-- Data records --
◆ ◆ ◆ ◆

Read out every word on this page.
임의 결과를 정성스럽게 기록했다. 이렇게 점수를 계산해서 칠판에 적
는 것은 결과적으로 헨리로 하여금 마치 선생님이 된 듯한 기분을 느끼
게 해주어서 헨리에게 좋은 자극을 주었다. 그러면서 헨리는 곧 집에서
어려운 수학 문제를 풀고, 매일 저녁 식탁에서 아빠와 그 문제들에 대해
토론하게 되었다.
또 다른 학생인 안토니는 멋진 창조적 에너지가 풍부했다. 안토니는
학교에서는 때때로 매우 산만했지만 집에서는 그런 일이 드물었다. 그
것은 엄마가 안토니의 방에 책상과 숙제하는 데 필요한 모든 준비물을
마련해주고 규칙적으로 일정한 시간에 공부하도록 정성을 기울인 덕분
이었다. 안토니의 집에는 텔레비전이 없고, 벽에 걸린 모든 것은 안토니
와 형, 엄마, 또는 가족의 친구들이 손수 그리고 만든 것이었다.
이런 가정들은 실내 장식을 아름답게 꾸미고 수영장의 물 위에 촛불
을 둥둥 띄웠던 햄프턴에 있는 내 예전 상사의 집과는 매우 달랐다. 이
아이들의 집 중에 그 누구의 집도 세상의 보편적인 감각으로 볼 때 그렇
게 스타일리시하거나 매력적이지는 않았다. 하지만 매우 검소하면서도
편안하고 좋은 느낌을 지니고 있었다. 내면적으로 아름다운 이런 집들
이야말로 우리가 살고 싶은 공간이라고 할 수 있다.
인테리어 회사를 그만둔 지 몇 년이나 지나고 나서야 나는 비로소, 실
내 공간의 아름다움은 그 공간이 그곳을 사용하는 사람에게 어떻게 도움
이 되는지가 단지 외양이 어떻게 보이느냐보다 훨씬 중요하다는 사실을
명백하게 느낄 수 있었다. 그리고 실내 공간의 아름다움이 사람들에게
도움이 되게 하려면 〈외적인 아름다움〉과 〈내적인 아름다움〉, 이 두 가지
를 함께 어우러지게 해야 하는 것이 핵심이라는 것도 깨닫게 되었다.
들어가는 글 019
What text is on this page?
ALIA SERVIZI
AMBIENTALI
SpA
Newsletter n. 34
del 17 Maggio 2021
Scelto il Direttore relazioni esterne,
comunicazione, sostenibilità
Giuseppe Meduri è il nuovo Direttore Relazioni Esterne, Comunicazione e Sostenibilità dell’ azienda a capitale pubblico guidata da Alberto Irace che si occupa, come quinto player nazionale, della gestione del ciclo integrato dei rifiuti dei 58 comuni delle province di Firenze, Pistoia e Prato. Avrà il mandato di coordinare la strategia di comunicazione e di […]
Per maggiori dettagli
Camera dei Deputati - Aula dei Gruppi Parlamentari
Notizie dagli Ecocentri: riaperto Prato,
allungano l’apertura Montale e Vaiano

◆ ◆ ◆ ◆

-- Work to be completed --
The entries above must be returned in full, exactly as shown.

-- The completed task --
Read out every word on this page.
임의 결과를 정성스럽게 기록했다. 이렇게 점수를 계산해서 칠판에 적
는 것은 결과적으로 헨리로 하여금 마치 선생님이 된 듯한 기분을 느끼
게 해주어서 헨리에게 좋은 자극을 주었다. 그러면서 헨리는 곧 집에서
어려운 수학 문제를 풀고, 매일 저녁 식탁에서 아빠와 그 문제들에 대해
토론하게 되었다.
또 다른 학생인 안토니는 멋진 창조적 에너지가 풍부했다. 안토니는
학교에서는 때때로 매우 산만했지만 집에서는 그런 일이 드물었다. 그
것은 엄마가 안토니의 방에 책상과 숙제하는 데 필요한 모든 준비물을
마련해주고 규칙적으로 일정한 시간에 공부하도록 정성을 기울인 덕분
이었다. 안토니의 집에는 텔레비전이 없고, 벽에 걸린 모든 것은 안토니
와 형, 엄마, 또는 가족의 친구들이 손수 그리고 만든 것이었다.
이런 가정들은 실내 장식을 아름답게 꾸미고 수영장의 물 위에 촛불
을 둥둥 띄웠던 햄프턴에 있는 내 예전 상사의 집과는 매우 달랐다. 이
아이들의 집 중에 그 누구의 집도 세상의 보편적인 감각으로 볼 때 그렇
게 스타일리시하거나 매력적이지는 않았다. 하지만 매우 검소하면서도
편안하고 좋은 느낌을 지니고 있었다. 내면적으로 아름다운 이런 집들
이야말로 우리가 살고 싶은 공간이라고 할 수 있다.
인테리어 회사를 그만둔 지 몇 년이나 지나고 나서야 나는 비로소, 실
내 공간의 아름다움은 그 공간이 그곳을 사용하는 사람에게 어떻게 도움
이 되는지가 단지 외양이 어떻게 보이느냐보다 훨씬 중요하다는 사실을
명백하게 느낄 수 있었다. 그리고 실내 공간의 아름다움이 사람들에게
도움이 되게 하려면 〈외적인 아름다움〉과 〈내적인 아름다움〉, 이 두 가지
를 함께 어우러지게 해야 하는 것이 핵심이라는 것도 깨닫게 되었다.
들어가는 글 019
What text is on this page?
ALIA SERVIZI
AMBIENTALI
SpA
Newsletter n. 34
del 17 Maggio 2021
Scelto il Direttore relazioni esterne,
comunicazione, sostenibilità
Giuseppe Meduri è il nuovo Direttore Relazioni Esterne, Comunicazione e Sostenibilità dell’ azienda a capitale pubblico guidata da Alberto Irace che si occupa, come quinto player nazionale, della gestione del ciclo integrato dei rifiuti dei 58 comuni delle province di Firenze, Pistoia e Prato. Avrà il mandato di coordinare la strategia di comunicazione e di […]
Per maggiori dettagli
Camera dei Deputati - Aula dei Gruppi Parlamentari
Notizie dagli Ecocentri: riaperto Prato,
allungano l’apertura Montale e Vaiano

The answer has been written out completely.